What to produce: Please transcribe every one of the lines below word for word, leaving out the picture markers.

Data supplied:
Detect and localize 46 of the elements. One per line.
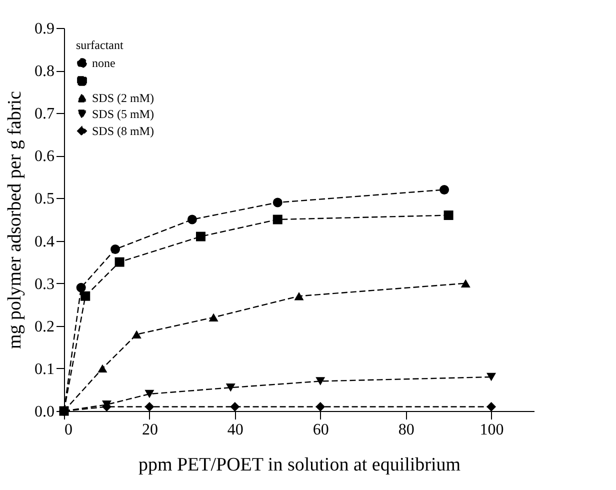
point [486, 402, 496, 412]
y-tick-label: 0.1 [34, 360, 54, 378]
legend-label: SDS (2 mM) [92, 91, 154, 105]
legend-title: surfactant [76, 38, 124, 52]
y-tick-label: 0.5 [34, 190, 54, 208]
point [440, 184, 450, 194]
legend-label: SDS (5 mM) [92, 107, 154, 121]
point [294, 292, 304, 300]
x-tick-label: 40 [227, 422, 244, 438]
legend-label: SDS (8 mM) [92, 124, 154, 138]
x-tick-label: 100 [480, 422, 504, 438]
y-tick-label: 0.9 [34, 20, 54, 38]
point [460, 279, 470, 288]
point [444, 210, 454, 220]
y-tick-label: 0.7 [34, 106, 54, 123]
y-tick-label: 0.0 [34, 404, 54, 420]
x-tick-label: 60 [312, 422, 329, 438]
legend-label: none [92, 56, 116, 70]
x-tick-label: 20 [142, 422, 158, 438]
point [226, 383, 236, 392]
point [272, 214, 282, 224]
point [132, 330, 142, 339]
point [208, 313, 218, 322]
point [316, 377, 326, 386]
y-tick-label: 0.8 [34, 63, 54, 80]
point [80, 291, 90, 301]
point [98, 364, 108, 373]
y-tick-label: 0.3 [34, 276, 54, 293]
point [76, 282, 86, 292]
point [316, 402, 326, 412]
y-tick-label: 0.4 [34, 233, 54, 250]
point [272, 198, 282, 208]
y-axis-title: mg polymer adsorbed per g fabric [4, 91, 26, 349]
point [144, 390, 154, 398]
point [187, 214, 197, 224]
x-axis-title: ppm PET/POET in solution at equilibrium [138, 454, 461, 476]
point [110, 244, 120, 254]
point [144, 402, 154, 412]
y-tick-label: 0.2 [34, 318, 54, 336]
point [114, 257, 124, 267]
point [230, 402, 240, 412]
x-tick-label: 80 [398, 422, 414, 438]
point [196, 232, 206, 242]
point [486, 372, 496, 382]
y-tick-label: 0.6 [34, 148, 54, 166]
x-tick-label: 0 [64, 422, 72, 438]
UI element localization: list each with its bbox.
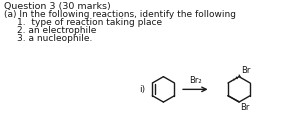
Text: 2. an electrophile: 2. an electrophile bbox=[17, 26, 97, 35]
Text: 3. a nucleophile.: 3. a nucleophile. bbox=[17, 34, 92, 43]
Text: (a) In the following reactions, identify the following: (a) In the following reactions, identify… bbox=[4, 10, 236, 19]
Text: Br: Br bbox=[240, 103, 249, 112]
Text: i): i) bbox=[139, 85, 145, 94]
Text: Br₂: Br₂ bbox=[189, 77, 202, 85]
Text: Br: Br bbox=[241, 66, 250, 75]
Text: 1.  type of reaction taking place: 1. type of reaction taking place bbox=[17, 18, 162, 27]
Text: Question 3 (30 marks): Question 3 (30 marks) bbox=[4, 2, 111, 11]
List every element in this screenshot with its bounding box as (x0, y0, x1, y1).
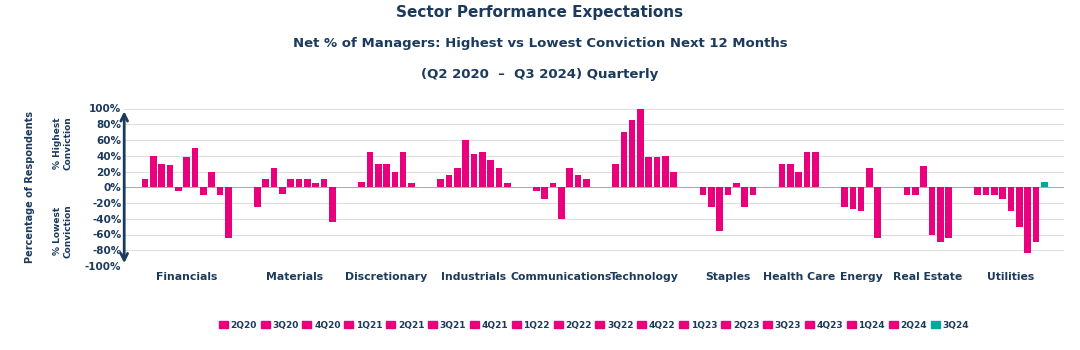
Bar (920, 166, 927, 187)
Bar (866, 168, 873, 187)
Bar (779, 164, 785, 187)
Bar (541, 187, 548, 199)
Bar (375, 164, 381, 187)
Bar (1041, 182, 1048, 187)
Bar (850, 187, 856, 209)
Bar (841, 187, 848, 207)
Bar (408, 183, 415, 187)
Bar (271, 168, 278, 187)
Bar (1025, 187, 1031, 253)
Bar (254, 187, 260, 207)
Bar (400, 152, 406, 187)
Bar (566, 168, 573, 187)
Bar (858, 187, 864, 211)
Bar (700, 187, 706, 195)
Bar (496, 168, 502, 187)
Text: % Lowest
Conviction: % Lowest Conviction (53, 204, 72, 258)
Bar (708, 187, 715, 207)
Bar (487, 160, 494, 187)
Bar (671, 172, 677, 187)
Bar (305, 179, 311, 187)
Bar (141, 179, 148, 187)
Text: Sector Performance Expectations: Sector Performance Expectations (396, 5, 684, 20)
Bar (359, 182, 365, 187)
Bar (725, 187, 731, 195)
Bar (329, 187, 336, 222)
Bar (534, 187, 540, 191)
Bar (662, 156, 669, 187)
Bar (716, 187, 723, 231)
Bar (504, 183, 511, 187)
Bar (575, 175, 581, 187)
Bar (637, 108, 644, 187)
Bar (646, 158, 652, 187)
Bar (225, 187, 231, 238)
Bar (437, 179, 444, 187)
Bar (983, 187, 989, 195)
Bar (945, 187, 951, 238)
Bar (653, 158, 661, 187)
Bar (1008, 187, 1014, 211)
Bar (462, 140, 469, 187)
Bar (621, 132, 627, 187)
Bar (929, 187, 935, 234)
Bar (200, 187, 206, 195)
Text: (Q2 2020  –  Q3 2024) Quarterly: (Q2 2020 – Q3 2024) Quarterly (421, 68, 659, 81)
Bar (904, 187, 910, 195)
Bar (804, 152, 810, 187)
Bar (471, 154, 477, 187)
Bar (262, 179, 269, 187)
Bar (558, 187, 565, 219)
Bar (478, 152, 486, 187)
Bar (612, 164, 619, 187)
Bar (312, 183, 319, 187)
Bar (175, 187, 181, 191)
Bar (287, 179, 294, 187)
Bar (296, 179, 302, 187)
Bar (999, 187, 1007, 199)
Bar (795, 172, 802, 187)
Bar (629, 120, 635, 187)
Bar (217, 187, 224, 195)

Response to this exercise:
Detect and localize 46 of the elements. One per line.
point [486, 402, 496, 412]
y-tick-label: 0.1 [34, 360, 54, 378]
legend-label: SDS (2 mM) [92, 91, 154, 105]
legend-title: surfactant [76, 38, 124, 52]
y-tick-label: 0.5 [34, 190, 54, 208]
point [440, 184, 450, 194]
legend-label: SDS (5 mM) [92, 107, 154, 121]
point [294, 292, 304, 300]
x-tick-label: 40 [227, 422, 244, 438]
legend-label: SDS (8 mM) [92, 124, 154, 138]
x-tick-label: 100 [480, 422, 504, 438]
y-tick-label: 0.9 [34, 20, 54, 38]
point [460, 279, 470, 288]
point [444, 210, 454, 220]
y-tick-label: 0.7 [34, 106, 54, 123]
y-tick-label: 0.0 [34, 404, 54, 420]
x-tick-label: 60 [312, 422, 329, 438]
legend-label: none [92, 56, 116, 70]
x-tick-label: 20 [142, 422, 158, 438]
point [226, 383, 236, 392]
point [272, 214, 282, 224]
point [132, 330, 142, 339]
point [208, 313, 218, 322]
point [316, 377, 326, 386]
y-tick-label: 0.8 [34, 63, 54, 80]
point [80, 291, 90, 301]
point [98, 364, 108, 373]
y-tick-label: 0.3 [34, 276, 54, 293]
point [76, 282, 86, 292]
point [316, 402, 326, 412]
y-tick-label: 0.4 [34, 233, 54, 250]
point [272, 198, 282, 208]
y-axis-title: mg polymer adsorbed per g fabric [4, 91, 26, 349]
point [144, 390, 154, 398]
point [187, 214, 197, 224]
x-axis-title: ppm PET/POET in solution at equilibrium [138, 454, 461, 476]
point [110, 244, 120, 254]
point [144, 402, 154, 412]
y-tick-label: 0.2 [34, 318, 54, 336]
point [114, 257, 124, 267]
point [230, 402, 240, 412]
x-tick-label: 80 [398, 422, 414, 438]
point [196, 232, 206, 242]
point [486, 372, 496, 382]
y-tick-label: 0.6 [34, 148, 54, 166]
x-tick-label: 0 [64, 422, 72, 438]
UI element localization: list each with its bbox.
Text: 2. an electrophile: 2. an electrophile bbox=[17, 26, 97, 35]
Text: 3. a nucleophile.: 3. a nucleophile. bbox=[17, 34, 92, 43]
Text: (a) In the following reactions, identify the following: (a) In the following reactions, identify… bbox=[4, 10, 236, 19]
Text: Br: Br bbox=[240, 103, 249, 112]
Text: i): i) bbox=[139, 85, 145, 94]
Text: Br₂: Br₂ bbox=[189, 77, 202, 85]
Text: Br: Br bbox=[241, 66, 250, 75]
Text: 1.  type of reaction taking place: 1. type of reaction taking place bbox=[17, 18, 162, 27]
Text: Question 3 (30 marks): Question 3 (30 marks) bbox=[4, 2, 111, 11]
List every element in this screenshot with its bounding box as (x0, y0, x1, y1).
Bar (920, 166, 927, 187)
Bar (866, 168, 873, 187)
Bar (779, 164, 785, 187)
Bar (541, 187, 548, 199)
Bar (375, 164, 381, 187)
Bar (1041, 182, 1048, 187)
Bar (850, 187, 856, 209)
Bar (841, 187, 848, 207)
Bar (408, 183, 415, 187)
Bar (271, 168, 278, 187)
Bar (1025, 187, 1031, 253)
Bar (254, 187, 260, 207)
Bar (400, 152, 406, 187)
Bar (566, 168, 573, 187)
Bar (858, 187, 864, 211)
Bar (700, 187, 706, 195)
Bar (496, 168, 502, 187)
Text: % Lowest
Conviction: % Lowest Conviction (53, 204, 72, 258)
Bar (708, 187, 715, 207)
Bar (487, 160, 494, 187)
Bar (671, 172, 677, 187)
Bar (305, 179, 311, 187)
Bar (141, 179, 148, 187)
Text: Sector Performance Expectations: Sector Performance Expectations (396, 5, 684, 20)
Bar (359, 182, 365, 187)
Bar (725, 187, 731, 195)
Bar (329, 187, 336, 222)
Bar (534, 187, 540, 191)
Bar (662, 156, 669, 187)
Bar (716, 187, 723, 231)
Bar (504, 183, 511, 187)
Bar (575, 175, 581, 187)
Bar (637, 108, 644, 187)
Bar (646, 158, 652, 187)
Bar (225, 187, 231, 238)
Bar (437, 179, 444, 187)
Bar (983, 187, 989, 195)
Bar (945, 187, 951, 238)
Bar (653, 158, 661, 187)
Bar (1008, 187, 1014, 211)
Bar (462, 140, 469, 187)
Bar (621, 132, 627, 187)
Bar (929, 187, 935, 234)
Bar (200, 187, 206, 195)
Text: (Q2 2020  –  Q3 2024) Quarterly: (Q2 2020 – Q3 2024) Quarterly (421, 68, 659, 81)
Bar (904, 187, 910, 195)
Bar (804, 152, 810, 187)
Bar (471, 154, 477, 187)
Bar (262, 179, 269, 187)
Bar (558, 187, 565, 219)
Bar (478, 152, 486, 187)
Bar (612, 164, 619, 187)
Bar (312, 183, 319, 187)
Bar (175, 187, 181, 191)
Bar (287, 179, 294, 187)
Bar (296, 179, 302, 187)
Bar (999, 187, 1007, 199)
Bar (795, 172, 802, 187)
Bar (629, 120, 635, 187)
Bar (217, 187, 224, 195)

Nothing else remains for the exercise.